▸ **Document section**:
========================================================================
The Current and Future Path of R-Star
Evans: It's a great question, and my task for that small conference was much more modest, which is, tell us a little bit about how people are thinking about R-star. One thing that I did was just to collect different estimates from Laubach-Williams, Laubach-Williams-Holston, [inaudible], and you get a range anywhere from like half a percent to 2, 2.2%. There's a lot of variability in some of these. The time-varying parameter VAR measure from the Richmond Fed is going to vary a little bit more, perhaps. Then, you can look at what markets are pricing out the yield curve five to 10 years on the real rate that should be providing information on that. There's a lot of uncertainty, so I also thought it was interesting, coincidentally, that the current funds rate target is about, on the low end, it's five and a quarter. I remembered that, in 2006, when the peak of the funds rate… it was at five and a quarter. And the question is like, how do you know that five and a quarter is restrictive?
Evans: It's the same idea, is there an underlying real rate which tells me, yes, this is substantial enough to restrict the trajectory of the economy and bring inflation down as the FOMC in 2006 was wanting to do. But, you have to think about your outlook, your forecast. And so at that time, there was an early version of an R-star, which the board staff had produced, which is like a setting of the funds rate, which if maintained for three years, would close the output gap. That's basically that idea. It indicated that five and a quarter looked like it was restrictive. I also went back to May of 2000, where they did not have an R-star measure because of different analysis and things like that evolved over time. Again, do they see inflation coming down or not?
Evans: They actually saw inflation perhaps still going up with some uncertainty, but they, in May of 2000, ended up with six and a half percent on the funds rate, and they didn't increase the funds rate after that. And so It's just always hard to know if the rate that you're at now is sufficiently at peak so that it can bring down inflation. In the current environment, that's the nature of the question. Then it's like, most recessions come about because there's some shock that you never anticipated, right? So it could be the time where you have tight monetary policy, and boom, then something happens. So in 1990, '91, monetary policy was coming down, but still had been restrictive, and then the Iraq invasion, the first time, and consumers stopped spending. You had a shock that led to that. It ends up being quite a complicated calculation. You're undoubtedly going to be wrong if only because the nature of the exercise is, this is the setting that should achieve the appropriate landing if nothing else happens afterwards, and then something always happens afterwards. That's the nature of the complaints.
Beckworth: I guess, for me, the interesting part of this conversation is to think what will happen in the future since we really don't know where R-star is headed. Everything from the stance of policy, to how much debt is sustainable for the U.S. government, these all hinge on this idea. Going back and looking at where R-star had been, and it fell relatively sharply in 2008. It was a sudden fall to its low level. You mentioned the Laubach-Williams-Holston measure, it's still relatively stable, even going through the pandemic. But alternative measures show it jumping up high, so there's been this jarring drop in 2008 and then a sudden jarring spike, according to some measures today. That just seems very destabilizing or just very sudden.
Evans: Right. There's definitely a lot of uncertainty there. The nature of those calculations varies from one analysis to another as to whether or not it depends more on where inflation is going and closing that gap, or whether or not it's the output gap that's being closed and the nature of what structural output is. I think the question is, where is a neutral setting of the funds rate in the real economy? Where real interest rates are going to head over the next many years is important and very difficult. One fundamental I keep coming back to is that, the estimate of trend growth in the US is much lower now than it used to be, certainly in the 80s, right? Most estimates of trend growth in the U.S., for GDP, is on the order of one and three-quarters percent.
========================================================================
▸ **Extracted information**:
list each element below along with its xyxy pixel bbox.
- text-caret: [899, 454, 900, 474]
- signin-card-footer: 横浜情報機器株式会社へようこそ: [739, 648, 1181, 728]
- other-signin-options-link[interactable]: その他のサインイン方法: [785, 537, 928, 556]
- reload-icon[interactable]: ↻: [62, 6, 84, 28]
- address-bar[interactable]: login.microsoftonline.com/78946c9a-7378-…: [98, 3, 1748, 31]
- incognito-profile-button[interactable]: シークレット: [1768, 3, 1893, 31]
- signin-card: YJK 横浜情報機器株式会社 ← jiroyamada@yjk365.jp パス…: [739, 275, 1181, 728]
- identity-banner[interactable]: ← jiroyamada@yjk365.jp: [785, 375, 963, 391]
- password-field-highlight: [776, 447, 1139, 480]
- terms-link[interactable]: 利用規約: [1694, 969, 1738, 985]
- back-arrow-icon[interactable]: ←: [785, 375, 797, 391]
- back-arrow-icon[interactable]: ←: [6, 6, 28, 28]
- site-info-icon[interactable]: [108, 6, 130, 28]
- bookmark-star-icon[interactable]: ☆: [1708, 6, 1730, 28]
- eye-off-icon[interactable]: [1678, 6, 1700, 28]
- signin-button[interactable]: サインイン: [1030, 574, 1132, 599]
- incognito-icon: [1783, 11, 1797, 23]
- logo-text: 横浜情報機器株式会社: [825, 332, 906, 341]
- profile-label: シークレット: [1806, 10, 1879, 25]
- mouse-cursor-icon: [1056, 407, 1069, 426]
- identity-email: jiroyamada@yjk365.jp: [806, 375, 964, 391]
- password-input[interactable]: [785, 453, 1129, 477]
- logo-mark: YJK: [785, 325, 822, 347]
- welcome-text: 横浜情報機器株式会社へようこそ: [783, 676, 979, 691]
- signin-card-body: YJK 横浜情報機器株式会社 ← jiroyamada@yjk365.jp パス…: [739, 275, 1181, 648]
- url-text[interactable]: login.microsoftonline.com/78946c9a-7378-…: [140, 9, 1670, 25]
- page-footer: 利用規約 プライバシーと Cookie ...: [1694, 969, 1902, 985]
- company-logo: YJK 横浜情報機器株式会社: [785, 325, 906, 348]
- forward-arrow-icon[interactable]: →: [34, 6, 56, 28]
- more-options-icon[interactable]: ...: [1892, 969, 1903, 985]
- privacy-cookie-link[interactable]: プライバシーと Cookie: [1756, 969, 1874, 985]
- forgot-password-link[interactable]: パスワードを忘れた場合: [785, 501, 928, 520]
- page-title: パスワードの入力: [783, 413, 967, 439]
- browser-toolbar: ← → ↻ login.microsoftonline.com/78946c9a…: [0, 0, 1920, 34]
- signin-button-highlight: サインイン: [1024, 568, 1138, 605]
========================================================================
▸ **Work task A**: In the R-star conversation, what setting of the funds rate did the FOMC end up with in May of 2000?
▸ **Work task B**: Please pick up the R-star conversation after its last sentence and carry it forward.
The entries come from a separate source.

▸ **Reply A**: Six and a half percent.

▸ **Reply B**:
Evans: In the 80s, we enjoyed about three and a quarter percent growth when the economy was expanding. Growth is something that smooths out a lot of difficulties in terms of debt and things like that. In the 80s, it's interesting to go back to that, because that was the productivity slowdown. Growth was strong because the labor force was expanding, baby boomers were coming into the workforce, and women as well. Now, you look at this, and we've got the aging of the population, we've got labor force issues, and we have restrictive immigration policies as well, which is another way to sort of help out with the aging of the population, if you were to do that.
Evans: So, one and three-quarters percent growth comes from something like one and a quarter, one and a half for productivity growth, which is pretty good, actually. You would like higher productivity growth, but the productivity slowdown is less than that, and about three-tenths of a percent on labor input. That's not likely to change. So that anchoring for R-star is still there. Now, you're right, a lot of government debt, there's a lot of debt. So, to the extent that investors demand more compensation in order to fund that, that's going to increase real interest rates, and so that's going to be a compounding effect. That could change depending on different natures of risk appetite for investment, but there's a lot of competing influences there. But, I think that the aging of the population, and concerns about productivity growth, continue to weigh towards lower R-star than higher R-star.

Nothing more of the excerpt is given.